[Reading passage]

So the recommended way for a read-only rootfs is to have that empty file,
which is why this is what currently have.
it works both for RW and RO filesystems..


A longer-term solution would be to add a patch upstream to allow to specify
in a systemd configuration file what is
the file to check for first boot instead of /etc/machine-id.

I can look into that, but for the short term, i'd rather break
ConditionFirstBoot than read-only rootfs

so... not sure what to advise at that point. that choice is something a bit
too specialized for a config option
especially if we plan to drop it in the future

so not sure where to go...


>
>  Regards,
>  Arnout
>
> >
> > my two cents...

[Using the information]
a: Translate this sentence from the systemd email into French: "A longer-term solution would be to add a patch upstream to allow to specify in a systemd configuration file what is the file to check for first boot instead of /etc/machine-id."
b: Repeat everything in the systemd email from "So the recommended" down to "and RO filesystems..".
c: Write the next part of the systemd email, picking up after its final line.

[Listed records]

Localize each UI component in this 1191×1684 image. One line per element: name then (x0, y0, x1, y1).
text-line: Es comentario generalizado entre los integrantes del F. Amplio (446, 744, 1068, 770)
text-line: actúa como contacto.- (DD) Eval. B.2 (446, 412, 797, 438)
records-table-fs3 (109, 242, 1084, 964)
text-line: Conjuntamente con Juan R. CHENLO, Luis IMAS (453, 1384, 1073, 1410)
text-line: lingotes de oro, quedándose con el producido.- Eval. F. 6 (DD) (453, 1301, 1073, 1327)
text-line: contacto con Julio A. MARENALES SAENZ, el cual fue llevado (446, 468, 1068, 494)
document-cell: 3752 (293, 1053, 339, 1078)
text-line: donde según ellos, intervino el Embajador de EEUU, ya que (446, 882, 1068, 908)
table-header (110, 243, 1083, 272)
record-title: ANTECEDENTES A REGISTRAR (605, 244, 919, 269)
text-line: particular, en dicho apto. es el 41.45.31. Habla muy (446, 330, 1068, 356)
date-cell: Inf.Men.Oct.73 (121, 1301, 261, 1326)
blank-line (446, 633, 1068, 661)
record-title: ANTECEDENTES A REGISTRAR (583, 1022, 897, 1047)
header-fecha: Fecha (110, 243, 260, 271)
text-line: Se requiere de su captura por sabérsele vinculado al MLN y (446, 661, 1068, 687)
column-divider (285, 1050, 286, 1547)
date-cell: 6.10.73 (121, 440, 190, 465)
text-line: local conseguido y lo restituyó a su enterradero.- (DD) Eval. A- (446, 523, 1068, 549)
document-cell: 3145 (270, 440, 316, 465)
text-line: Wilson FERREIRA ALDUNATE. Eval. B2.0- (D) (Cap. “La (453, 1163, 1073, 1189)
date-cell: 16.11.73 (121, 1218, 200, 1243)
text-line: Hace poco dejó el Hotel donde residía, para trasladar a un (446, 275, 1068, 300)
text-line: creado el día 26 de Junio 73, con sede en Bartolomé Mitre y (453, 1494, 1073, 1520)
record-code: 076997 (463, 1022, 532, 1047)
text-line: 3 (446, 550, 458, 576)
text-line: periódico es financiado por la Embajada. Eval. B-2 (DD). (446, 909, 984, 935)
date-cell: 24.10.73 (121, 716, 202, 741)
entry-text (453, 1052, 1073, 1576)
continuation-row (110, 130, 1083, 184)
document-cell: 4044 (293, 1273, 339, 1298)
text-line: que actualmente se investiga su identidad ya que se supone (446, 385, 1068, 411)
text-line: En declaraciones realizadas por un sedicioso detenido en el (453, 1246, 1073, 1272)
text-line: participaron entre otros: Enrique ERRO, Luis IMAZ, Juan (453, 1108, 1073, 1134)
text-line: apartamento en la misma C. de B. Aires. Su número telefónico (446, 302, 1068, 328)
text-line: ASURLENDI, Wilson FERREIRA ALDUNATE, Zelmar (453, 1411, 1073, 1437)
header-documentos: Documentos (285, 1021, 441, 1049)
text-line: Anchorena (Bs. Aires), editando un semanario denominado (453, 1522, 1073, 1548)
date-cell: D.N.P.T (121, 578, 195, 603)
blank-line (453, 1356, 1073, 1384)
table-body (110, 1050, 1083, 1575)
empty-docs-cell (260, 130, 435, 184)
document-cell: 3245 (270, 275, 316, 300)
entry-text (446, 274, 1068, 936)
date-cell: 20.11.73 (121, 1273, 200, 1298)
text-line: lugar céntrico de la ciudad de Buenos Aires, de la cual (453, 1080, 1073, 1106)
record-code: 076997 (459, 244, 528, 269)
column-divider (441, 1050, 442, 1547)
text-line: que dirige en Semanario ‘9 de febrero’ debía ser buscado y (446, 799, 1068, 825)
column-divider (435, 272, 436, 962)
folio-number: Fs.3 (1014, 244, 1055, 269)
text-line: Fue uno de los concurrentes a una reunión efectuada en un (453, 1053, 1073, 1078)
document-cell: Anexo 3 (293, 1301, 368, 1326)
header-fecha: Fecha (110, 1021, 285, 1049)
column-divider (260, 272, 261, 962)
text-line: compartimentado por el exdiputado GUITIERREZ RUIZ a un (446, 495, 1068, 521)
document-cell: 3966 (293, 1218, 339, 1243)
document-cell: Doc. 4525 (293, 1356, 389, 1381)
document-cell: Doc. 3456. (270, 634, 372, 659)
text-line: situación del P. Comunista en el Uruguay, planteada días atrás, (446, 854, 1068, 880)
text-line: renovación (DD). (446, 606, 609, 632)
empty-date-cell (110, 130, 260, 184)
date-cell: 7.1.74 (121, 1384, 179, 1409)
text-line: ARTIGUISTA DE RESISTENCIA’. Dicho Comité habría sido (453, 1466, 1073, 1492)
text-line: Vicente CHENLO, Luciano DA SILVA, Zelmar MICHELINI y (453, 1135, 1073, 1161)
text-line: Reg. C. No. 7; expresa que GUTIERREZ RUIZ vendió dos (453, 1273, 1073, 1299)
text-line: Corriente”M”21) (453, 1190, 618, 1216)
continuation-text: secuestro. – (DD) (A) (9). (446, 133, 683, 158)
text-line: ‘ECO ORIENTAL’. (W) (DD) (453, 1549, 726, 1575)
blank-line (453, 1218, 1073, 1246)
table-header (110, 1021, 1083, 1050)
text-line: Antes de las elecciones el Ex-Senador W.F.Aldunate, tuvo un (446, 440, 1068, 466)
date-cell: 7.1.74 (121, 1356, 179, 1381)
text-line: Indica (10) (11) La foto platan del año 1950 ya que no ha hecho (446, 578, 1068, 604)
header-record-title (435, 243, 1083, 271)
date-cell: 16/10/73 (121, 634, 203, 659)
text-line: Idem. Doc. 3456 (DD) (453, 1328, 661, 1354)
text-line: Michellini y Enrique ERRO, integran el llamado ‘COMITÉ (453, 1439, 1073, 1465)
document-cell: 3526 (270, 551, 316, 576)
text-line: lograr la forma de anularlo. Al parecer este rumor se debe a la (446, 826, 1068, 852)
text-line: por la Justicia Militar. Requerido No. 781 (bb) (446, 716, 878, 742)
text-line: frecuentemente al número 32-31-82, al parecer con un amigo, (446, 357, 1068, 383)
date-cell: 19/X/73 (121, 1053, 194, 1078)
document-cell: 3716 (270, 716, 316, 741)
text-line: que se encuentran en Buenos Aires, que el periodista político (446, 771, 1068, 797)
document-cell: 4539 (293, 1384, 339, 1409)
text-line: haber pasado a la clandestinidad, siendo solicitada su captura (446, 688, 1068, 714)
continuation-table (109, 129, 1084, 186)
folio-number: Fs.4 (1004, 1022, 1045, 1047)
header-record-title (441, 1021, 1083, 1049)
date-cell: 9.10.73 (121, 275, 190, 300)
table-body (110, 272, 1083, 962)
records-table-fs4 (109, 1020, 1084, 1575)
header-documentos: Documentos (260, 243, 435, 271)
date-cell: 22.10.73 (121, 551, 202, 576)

[Exercise answers]
a: Une solution à plus long terme serait d'ajouter un correctif en amont permettant d'indiquer, dans un fichier de configuration systemd, quel fichier vérifier lors du premier démarrage au lieu de /etc/machine-id.

b:
So the recommended way for a read-only rootfs is to have that empty file,
which is why this is what currently have.
it works both for RW and RO filesystems..

c:
> >
> >
> > Le dim. 17 nov. 2019 à 14:39, Arnout Vandecappelle <arnout@mind.be
> > <mailto:arnout@mind.be>> a écrit :
> >
> >      Hi Bartosz,
> >
> >     On 17/11/2019 12:33, Bartosz Bilas wrote:
> >     > In case of e.g writable systems there is no neccesity to have
> >                      writeable                    necessity
> >
> >     > pre-installed empty machine-id file on target because systemd
> >     > generates that automatically during system boot.
> >     > Also in case of having empty machine-id file we are not able
> >     > to use a service with ConditionFirstBoot because systemd recognizes
> >     > machine-id file in system therefore we can't detect new system
> instance
> >     boots up.
> >     > Set this option as enable by default to keep compatibility with
> old builds.
> >
> >      Nice that you take a look at this! I'm immediately going to follow
> it up with
> >     more feature requests though :-)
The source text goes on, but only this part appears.